**STATED GOAL**
From the entries below, list each line with "Share".

**TASK INPUT**
## Start

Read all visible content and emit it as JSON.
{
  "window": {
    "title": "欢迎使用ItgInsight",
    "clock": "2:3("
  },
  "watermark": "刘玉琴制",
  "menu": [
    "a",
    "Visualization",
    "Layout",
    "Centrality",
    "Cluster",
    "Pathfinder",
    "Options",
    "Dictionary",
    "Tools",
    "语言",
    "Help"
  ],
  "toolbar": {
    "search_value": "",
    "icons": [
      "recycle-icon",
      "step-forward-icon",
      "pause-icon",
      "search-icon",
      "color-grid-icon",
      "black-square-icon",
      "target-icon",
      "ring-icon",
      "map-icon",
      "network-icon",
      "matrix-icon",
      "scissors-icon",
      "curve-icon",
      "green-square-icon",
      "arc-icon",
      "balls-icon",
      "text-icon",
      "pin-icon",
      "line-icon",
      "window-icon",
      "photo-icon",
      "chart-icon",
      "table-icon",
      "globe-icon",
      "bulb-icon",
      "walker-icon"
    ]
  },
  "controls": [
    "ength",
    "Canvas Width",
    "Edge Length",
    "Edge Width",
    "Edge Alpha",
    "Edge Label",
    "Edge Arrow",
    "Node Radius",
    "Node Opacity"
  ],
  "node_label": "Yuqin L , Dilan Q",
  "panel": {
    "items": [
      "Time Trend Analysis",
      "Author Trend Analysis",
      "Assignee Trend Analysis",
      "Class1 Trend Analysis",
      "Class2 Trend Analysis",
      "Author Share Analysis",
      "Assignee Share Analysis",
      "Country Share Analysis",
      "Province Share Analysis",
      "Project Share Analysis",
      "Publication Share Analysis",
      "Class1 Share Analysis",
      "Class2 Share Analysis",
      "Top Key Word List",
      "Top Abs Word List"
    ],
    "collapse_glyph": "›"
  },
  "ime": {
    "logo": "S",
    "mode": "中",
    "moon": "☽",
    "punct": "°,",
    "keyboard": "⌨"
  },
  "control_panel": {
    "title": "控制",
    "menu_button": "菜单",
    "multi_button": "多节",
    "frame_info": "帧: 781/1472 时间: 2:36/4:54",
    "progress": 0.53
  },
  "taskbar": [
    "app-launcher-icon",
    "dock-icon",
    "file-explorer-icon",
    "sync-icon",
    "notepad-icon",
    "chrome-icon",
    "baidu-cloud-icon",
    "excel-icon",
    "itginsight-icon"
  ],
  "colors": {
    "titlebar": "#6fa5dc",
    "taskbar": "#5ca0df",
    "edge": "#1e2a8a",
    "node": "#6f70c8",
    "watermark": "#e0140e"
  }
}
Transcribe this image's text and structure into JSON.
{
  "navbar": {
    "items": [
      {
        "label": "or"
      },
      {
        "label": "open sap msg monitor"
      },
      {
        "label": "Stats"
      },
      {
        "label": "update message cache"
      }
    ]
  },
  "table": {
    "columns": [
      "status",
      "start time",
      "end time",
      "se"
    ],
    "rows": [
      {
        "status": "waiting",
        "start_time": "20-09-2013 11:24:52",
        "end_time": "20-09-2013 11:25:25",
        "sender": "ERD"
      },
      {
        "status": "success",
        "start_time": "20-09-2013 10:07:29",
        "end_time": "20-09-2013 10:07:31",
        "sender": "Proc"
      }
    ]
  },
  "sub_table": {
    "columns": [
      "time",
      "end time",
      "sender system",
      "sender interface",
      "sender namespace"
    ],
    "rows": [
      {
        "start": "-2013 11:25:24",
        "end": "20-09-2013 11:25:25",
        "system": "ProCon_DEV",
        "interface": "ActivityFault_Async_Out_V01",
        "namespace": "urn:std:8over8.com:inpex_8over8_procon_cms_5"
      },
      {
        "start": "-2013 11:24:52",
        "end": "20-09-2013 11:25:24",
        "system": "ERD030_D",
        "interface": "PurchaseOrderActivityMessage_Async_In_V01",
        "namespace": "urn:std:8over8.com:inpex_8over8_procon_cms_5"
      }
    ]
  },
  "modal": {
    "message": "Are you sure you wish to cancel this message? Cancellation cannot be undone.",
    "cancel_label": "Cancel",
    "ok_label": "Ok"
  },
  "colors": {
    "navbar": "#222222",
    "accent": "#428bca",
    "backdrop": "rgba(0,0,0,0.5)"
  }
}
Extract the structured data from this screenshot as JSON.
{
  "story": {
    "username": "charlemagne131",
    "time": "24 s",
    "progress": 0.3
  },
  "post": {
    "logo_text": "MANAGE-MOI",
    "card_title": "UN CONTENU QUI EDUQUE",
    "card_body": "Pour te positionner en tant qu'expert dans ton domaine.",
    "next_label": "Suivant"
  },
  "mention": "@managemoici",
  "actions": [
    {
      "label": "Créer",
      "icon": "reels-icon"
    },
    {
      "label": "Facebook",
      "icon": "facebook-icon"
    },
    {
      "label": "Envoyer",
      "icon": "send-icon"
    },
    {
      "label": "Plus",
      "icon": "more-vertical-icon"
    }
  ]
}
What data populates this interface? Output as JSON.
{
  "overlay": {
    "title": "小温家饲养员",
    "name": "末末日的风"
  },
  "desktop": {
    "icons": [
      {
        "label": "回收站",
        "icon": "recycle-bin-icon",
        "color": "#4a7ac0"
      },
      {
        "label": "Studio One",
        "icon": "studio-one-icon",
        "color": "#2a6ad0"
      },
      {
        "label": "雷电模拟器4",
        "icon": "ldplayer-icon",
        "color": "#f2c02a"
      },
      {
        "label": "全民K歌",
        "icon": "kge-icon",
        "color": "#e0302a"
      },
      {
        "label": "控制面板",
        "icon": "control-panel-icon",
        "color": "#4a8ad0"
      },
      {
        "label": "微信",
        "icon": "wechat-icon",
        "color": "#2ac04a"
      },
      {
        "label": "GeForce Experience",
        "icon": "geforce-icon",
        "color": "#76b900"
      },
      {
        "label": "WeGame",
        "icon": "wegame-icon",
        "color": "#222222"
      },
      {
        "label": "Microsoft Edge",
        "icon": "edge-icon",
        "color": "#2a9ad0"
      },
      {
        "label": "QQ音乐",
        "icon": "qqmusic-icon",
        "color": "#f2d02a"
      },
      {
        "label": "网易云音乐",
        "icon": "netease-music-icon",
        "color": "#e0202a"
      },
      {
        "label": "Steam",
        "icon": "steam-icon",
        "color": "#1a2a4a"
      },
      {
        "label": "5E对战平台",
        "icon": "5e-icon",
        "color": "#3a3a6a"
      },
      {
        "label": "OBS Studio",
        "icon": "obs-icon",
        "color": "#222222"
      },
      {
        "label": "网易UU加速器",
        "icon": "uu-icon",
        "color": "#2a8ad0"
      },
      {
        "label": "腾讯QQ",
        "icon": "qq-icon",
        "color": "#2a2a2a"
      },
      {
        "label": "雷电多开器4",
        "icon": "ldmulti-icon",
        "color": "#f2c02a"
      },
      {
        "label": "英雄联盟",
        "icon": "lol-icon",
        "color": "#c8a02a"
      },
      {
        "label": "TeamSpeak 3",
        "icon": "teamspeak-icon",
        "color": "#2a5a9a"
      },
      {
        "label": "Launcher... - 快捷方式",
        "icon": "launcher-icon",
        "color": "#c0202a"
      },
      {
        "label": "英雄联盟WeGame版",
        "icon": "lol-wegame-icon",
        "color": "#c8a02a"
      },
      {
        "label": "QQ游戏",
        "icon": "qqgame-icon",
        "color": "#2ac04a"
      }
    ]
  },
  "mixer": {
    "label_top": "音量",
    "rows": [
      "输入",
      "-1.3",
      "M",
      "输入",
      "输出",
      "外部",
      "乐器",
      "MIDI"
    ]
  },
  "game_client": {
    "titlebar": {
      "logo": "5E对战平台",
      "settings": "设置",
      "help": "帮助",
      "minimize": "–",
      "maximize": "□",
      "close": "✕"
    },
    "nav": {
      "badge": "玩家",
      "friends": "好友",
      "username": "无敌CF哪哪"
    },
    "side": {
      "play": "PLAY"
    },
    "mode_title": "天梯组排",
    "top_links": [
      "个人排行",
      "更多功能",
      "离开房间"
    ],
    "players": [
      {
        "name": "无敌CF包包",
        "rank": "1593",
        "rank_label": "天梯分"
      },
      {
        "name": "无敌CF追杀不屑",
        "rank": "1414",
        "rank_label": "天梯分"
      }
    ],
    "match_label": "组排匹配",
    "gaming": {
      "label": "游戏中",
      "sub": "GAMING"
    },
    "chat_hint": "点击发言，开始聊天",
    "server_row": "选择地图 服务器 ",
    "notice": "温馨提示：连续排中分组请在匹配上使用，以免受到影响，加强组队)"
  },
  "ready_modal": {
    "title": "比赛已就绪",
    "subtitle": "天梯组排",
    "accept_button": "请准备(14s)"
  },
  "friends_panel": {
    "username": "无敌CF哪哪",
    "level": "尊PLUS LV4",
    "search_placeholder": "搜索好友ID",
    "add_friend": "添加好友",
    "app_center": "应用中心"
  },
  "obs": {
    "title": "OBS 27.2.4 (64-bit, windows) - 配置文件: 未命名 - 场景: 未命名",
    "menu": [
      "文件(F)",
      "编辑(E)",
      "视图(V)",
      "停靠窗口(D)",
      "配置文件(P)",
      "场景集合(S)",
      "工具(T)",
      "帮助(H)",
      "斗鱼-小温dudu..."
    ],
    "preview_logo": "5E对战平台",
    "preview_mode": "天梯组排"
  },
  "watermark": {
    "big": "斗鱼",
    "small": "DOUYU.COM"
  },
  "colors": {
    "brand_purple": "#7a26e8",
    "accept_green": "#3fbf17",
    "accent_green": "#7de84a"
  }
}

## End

**EXPECTED OUTPUT**
      "Author Share Analysis",
      "Assignee Share Analysis",
      "Country Share Analysis",
      "Province Share Analysis",
      "Project Share Analysis",
      "Publication Share Analysis",
      "Class1 Share Analysis",
      "Class2 Share Analysis",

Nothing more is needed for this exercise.